(Data records)
• • • •

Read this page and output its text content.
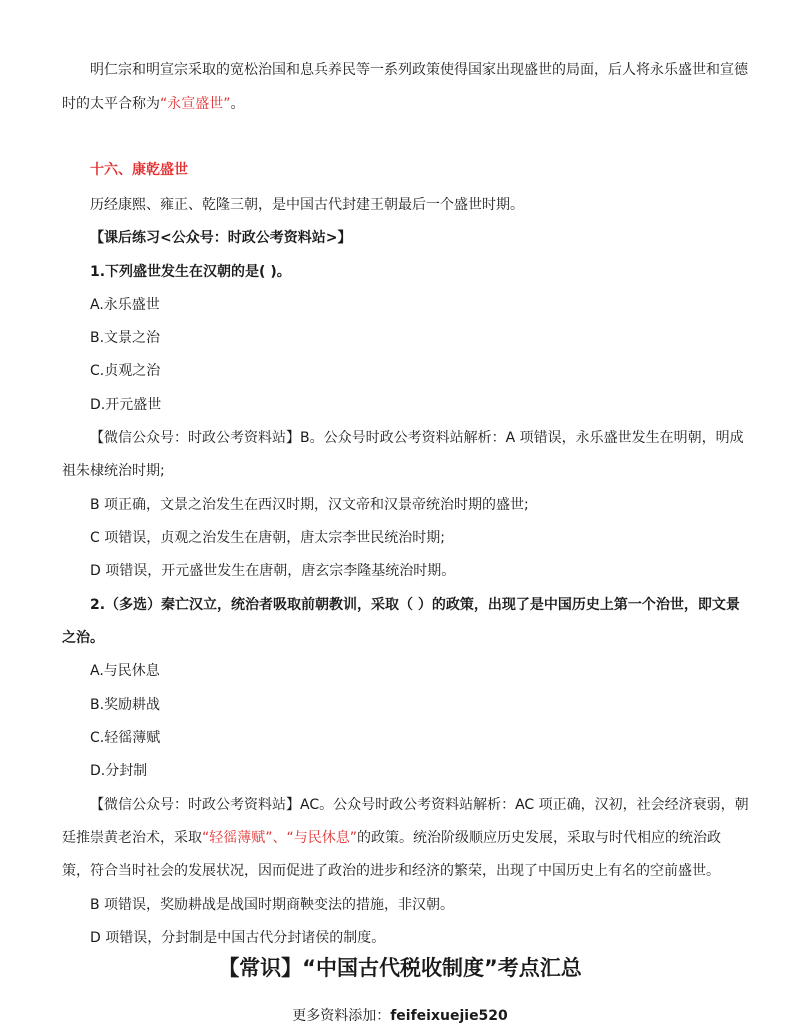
明仁宗和明宣宗采取的宽松治国和息兵养民等一系列政策使得国家出现盛世的局面，后人将永乐盛世和宣德
时的太平合称为“永宣盛世”。
十六、康乾盛世
历经康熙、雍正、乾隆三朝，是中国古代封建王朝最后一个盛世时期。
【课后练习<公众号：时政公考资料站>】
1.下列盛世发生在汉朝的是( )。
A.永乐盛世
B.文景之治
C.贞观之治
D.开元盛世
【微信公众号：时政公考资料站】B。公众号时政公考资料站解析：A 项错误，永乐盛世发生在明朝，明成
祖朱棣统治时期;
B 项正确，文景之治发生在西汉时期，汉文帝和汉景帝统治时期的盛世;
C 项错误，贞观之治发生在唐朝，唐太宗李世民统治时期;
D 项错误，开元盛世发生在唐朝，唐玄宗李隆基统治时期。
2.（多选）秦亡汉立，统治者吸取前朝教训，采取（ ）的政策，出现了是中国历史上第一个治世，即文景
之治。
A.与民休息
B.奖励耕战
C.轻徭薄赋
D.分封制
【微信公众号：时政公考资料站】AC。公众号时政公考资料站解析：AC 项正确，汉初，社会经济衰弱，朝
廷推崇黄老治术，采取“轻徭薄赋”、“与民休息”的政策。统治阶级顺应历史发展，采取与时代相应的统治政
策，符合当时社会的发展状况，因而促进了政治的进步和经济的繁荣，出现了中国历史上有名的空前盛世。
B 项错误，奖励耕战是战国时期商鞅变法的措施，非汉朝。
D 项错误，分封制是中国古代分封诸侯的制度。
【常识】“中国古代税收制度”考点汇总
更多资料添加：feifeixuejie520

• • • •

> [AIM OF THE TASK] Reproduce each line word for word and drop the pictures.

> [SOLUTION BELOW]
Read this page and output its text content.
明仁宗和明宣宗采取的宽松治国和息兵养民等一系列政策使得国家出现盛世的局面，后人将永乐盛世和宣德
时的太平合称为“永宣盛世”。
十六、康乾盛世
历经康熙、雍正、乾隆三朝，是中国古代封建王朝最后一个盛世时期。
【课后练习<公众号：时政公考资料站>】
1.下列盛世发生在汉朝的是( )。
A.永乐盛世
B.文景之治
C.贞观之治
D.开元盛世
【微信公众号：时政公考资料站】B。公众号时政公考资料站解析：A 项错误，永乐盛世发生在明朝，明成
祖朱棣统治时期;
B 项正确，文景之治发生在西汉时期，汉文帝和汉景帝统治时期的盛世;
C 项错误，贞观之治发生在唐朝，唐太宗李世民统治时期;
D 项错误，开元盛世发生在唐朝，唐玄宗李隆基统治时期。
2.（多选）秦亡汉立，统治者吸取前朝教训，采取（ ）的政策，出现了是中国历史上第一个治世，即文景
之治。
A.与民休息
B.奖励耕战
C.轻徭薄赋
D.分封制
【微信公众号：时政公考资料站】AC。公众号时政公考资料站解析：AC 项正确，汉初，社会经济衰弱，朝
廷推崇黄老治术，采取“轻徭薄赋”、“与民休息”的政策。统治阶级顺应历史发展，采取与时代相应的统治政
策，符合当时社会的发展状况，因而促进了政治的进步和经济的繁荣，出现了中国历史上有名的空前盛世。
B 项错误，奖励耕战是战国时期商鞅变法的措施，非汉朝。
D 项错误，分封制是中国古代分封诸侯的制度。
【常识】“中国古代税收制度”考点汇总
更多资料添加：feifeixuejie520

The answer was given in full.